• DOCUMENT EXCERPT:
begin

A very interesting series of eighteen autograph letters from Henry Hyde, the second Earl of Clarendon, was presented to the University by 'our honoured Lord and Chancellor,' the Earl of Derby[351]. They are best described in the following letter to the Vice-Chancellor, which accompanied the gift, and which is now bound in the same volume:—

'Knowsley, Oct. 17, 1854.

'My Dear Sir,—In looking over some old papers here the other day, I found (how they came here I know not) some original and apparently autograph letters, which appeared to me to be curious. They are private letters, addressed by Lord Clarendon, to the Earl of Abingdon, as Lord Lieutenant of Oxfordshire, during, and on the suppression of, the Duke

of Monmouth's Rebellion. I have no doubt of their genuineness; and if from the connexion of the University with the writer[352], as well as the locality, you think they would be worth depositing in the Bodleian Library, I shall have great pleasure in offering them to the acceptance of the University for that purpose; and in that case would send with them a miniature pencil drawing of the Duke of Monmouth, which is not too large to be let into the cover of the portfolio which should contain the letters, and for the authenticity of which I can so far vouch that it has been in this house since 1729, at least; since it appears in a catalogue of the pictures and engravings here which formed the collection at that time.

end

• DATA SECTION:
begin

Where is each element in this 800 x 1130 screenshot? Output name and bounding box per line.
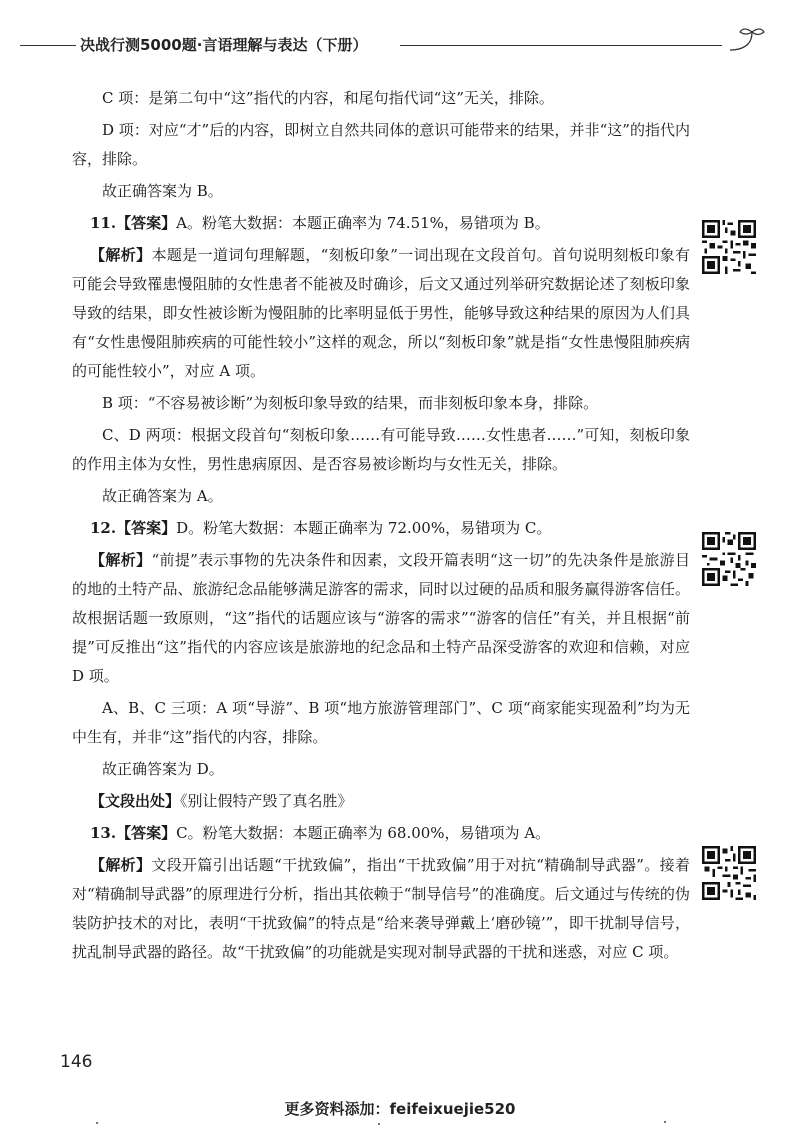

end

• DIRECTION 1: In the passage on the Clarendon letters, to whom were the private letters addressed?
• DIRECTION 2: Please reproduce the passage on the Clarendon letters starting with "of Monmouth's Rebellion." and going on through "at that time.".
The material plays no part in what follows.

• WORKED SOLUTION 1: To the Earl of Abingdon, as Lord Lieutenant of Oxfordshire.

• WORKED SOLUTION 2:
of Monmouth's Rebellion. I have no doubt of their genuineness; and if from the connexion of the University with the writer[352], as well as the locality, you think they would be worth depositing in the Bodleian Library, I shall have great pleasure in offering them to the acceptance of the University for that purpose; and in that case would send with them a miniature pencil drawing of the Duke of Monmouth, which is not too large to be let into the cover of the portfolio which should contain the letters, and for the authenticity of which I can so far vouch that it has been in this house since 1729, at least; since it appears in a catalogue of the pictures and engravings here which formed the collection at that time.